Start of MATERIAL PROVIDED

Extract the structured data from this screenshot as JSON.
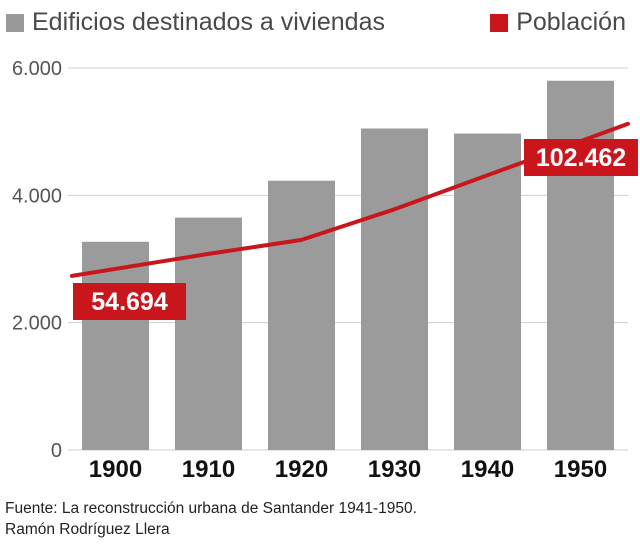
{
  "legend": {
    "bars_label": "Edificios destinados a viviendas",
    "line_label": "Población"
  },
  "colors": {
    "bars": "#9b9b9b",
    "line": "#c9161d",
    "grid": "#cfcfcf",
    "axis_text": "#555555",
    "category_text": "#111111",
    "source_text": "#222222"
  },
  "chart_data": {
    "type": "bar",
    "categories": [
      "1900",
      "1910",
      "1920",
      "1930",
      "1940",
      "1950"
    ],
    "ylim": [
      0,
      6000
    ],
    "yticks": [
      0,
      2000,
      4000,
      6000
    ],
    "ytick_labels": [
      "0",
      "2.000",
      "4.000",
      "6.000"
    ],
    "grid": true,
    "legend_position": "top",
    "series": [
      {
        "name": "Edificios destinados a viviendas",
        "type": "bar",
        "values": [
          3270,
          3650,
          4230,
          5050,
          4970,
          5800
        ]
      },
      {
        "name": "Población",
        "type": "line",
        "values": [
          54694,
          61600,
          66000,
          75600,
          89700,
          102462
        ],
        "ylim_secondary": [
          0,
          120000
        ]
      }
    ],
    "annotations": [
      {
        "category": "1900",
        "text": "54.694"
      },
      {
        "category": "1950",
        "text": "102.462"
      }
    ]
  },
  "source": {
    "line1": "Fuente: La reconstrucción urbana de Santander 1941-1950.",
    "line2": "Ramón Rodríguez Llera"
  }
}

End of MATERIAL PROVIDED

__TASK GOAL__.
Locate all lines that include the word "Población" and copy them out.

__WRITTEN SOLUTION__.
    "line_label": "Población"
        "name": "Población",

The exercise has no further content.